> _Task to carry out_:
Give as output the line that contains "Read out every word on this page.", followed by every remaining line of the entries, unchanged and with nothing added.

★ ★ ★ ★

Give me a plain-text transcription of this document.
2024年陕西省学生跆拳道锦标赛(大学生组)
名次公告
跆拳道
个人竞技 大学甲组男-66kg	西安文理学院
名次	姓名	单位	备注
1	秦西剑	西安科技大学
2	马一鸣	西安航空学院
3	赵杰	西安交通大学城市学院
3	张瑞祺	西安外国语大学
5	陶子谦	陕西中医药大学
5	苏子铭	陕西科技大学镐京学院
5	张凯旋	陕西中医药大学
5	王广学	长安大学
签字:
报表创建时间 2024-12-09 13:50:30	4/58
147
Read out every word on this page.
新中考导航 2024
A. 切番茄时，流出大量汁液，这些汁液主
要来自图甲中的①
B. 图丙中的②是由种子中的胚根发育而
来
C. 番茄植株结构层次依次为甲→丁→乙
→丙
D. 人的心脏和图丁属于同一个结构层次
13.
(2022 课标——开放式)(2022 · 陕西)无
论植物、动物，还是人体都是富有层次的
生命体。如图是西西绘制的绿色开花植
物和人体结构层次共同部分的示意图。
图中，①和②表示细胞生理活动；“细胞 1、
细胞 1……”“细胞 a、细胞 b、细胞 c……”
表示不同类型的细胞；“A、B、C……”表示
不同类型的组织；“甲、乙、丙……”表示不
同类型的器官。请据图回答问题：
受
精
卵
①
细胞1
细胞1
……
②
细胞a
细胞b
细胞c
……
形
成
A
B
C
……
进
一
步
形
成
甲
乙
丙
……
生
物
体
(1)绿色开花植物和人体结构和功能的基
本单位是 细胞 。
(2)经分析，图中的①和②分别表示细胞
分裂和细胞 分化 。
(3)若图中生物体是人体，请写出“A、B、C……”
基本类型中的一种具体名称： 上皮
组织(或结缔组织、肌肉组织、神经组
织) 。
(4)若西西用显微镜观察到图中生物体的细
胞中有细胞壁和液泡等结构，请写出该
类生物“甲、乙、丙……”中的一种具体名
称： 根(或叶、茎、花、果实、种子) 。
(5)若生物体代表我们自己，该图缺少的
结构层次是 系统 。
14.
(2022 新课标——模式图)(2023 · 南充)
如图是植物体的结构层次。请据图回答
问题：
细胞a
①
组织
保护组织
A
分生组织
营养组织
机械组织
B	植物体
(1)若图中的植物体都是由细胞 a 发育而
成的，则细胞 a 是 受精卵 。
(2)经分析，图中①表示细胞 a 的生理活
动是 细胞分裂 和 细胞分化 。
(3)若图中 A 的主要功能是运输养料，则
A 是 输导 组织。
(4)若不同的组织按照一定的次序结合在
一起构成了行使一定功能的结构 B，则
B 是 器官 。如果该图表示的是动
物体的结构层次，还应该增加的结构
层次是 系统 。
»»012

★ ★ ★ ★

> _Solution to this problem_:
Read out every word on this page.
新中考导航 2024
A. 切番茄时，流出大量汁液，这些汁液主
要来自图甲中的①
B. 图丙中的②是由种子中的胚根发育而
来
C. 番茄植株结构层次依次为甲→丁→乙
→丙
D. 人的心脏和图丁属于同一个结构层次
13.
(2022 课标——开放式)(2022 · 陕西)无
论植物、动物，还是人体都是富有层次的
生命体。如图是西西绘制的绿色开花植
物和人体结构层次共同部分的示意图。
图中，①和②表示细胞生理活动；“细胞 1、
细胞 1……”“细胞 a、细胞 b、细胞 c……”
表示不同类型的细胞；“A、B、C……”表示
不同类型的组织；“甲、乙、丙……”表示不
同类型的器官。请据图回答问题：
受
精
卵
①
细胞1
细胞1
……
②
细胞a
细胞b
细胞c
……
形
成
A
B
C
……
进
一
步
形
成
甲
乙
丙
……
生
物
体
(1)绿色开花植物和人体结构和功能的基
本单位是 细胞 。
(2)经分析，图中的①和②分别表示细胞
分裂和细胞 分化 。
(3)若图中生物体是人体，请写出“A、B、C……”
基本类型中的一种具体名称： 上皮
组织(或结缔组织、肌肉组织、神经组
织) 。
(4)若西西用显微镜观察到图中生物体的细
胞中有细胞壁和液泡等结构，请写出该
类生物“甲、乙、丙……”中的一种具体名
称： 根(或叶、茎、花、果实、种子) 。
(5)若生物体代表我们自己，该图缺少的
结构层次是 系统 。
14.
(2022 新课标——模式图)(2023 · 南充)
如图是植物体的结构层次。请据图回答
问题：
细胞a
①
组织
保护组织
A
分生组织
营养组织
机械组织
B	植物体
(1)若图中的植物体都是由细胞 a 发育而
成的，则细胞 a 是 受精卵 。
(2)经分析，图中①表示细胞 a 的生理活
动是 细胞分裂 和 细胞分化 。
(3)若图中 A 的主要功能是运输养料，则
A 是 输导 组织。
(4)若不同的组织按照一定的次序结合在
一起构成了行使一定功能的结构 B，则
B 是 器官 。如果该图表示的是动
物体的结构层次，还应该增加的结构
层次是 系统 。
»»012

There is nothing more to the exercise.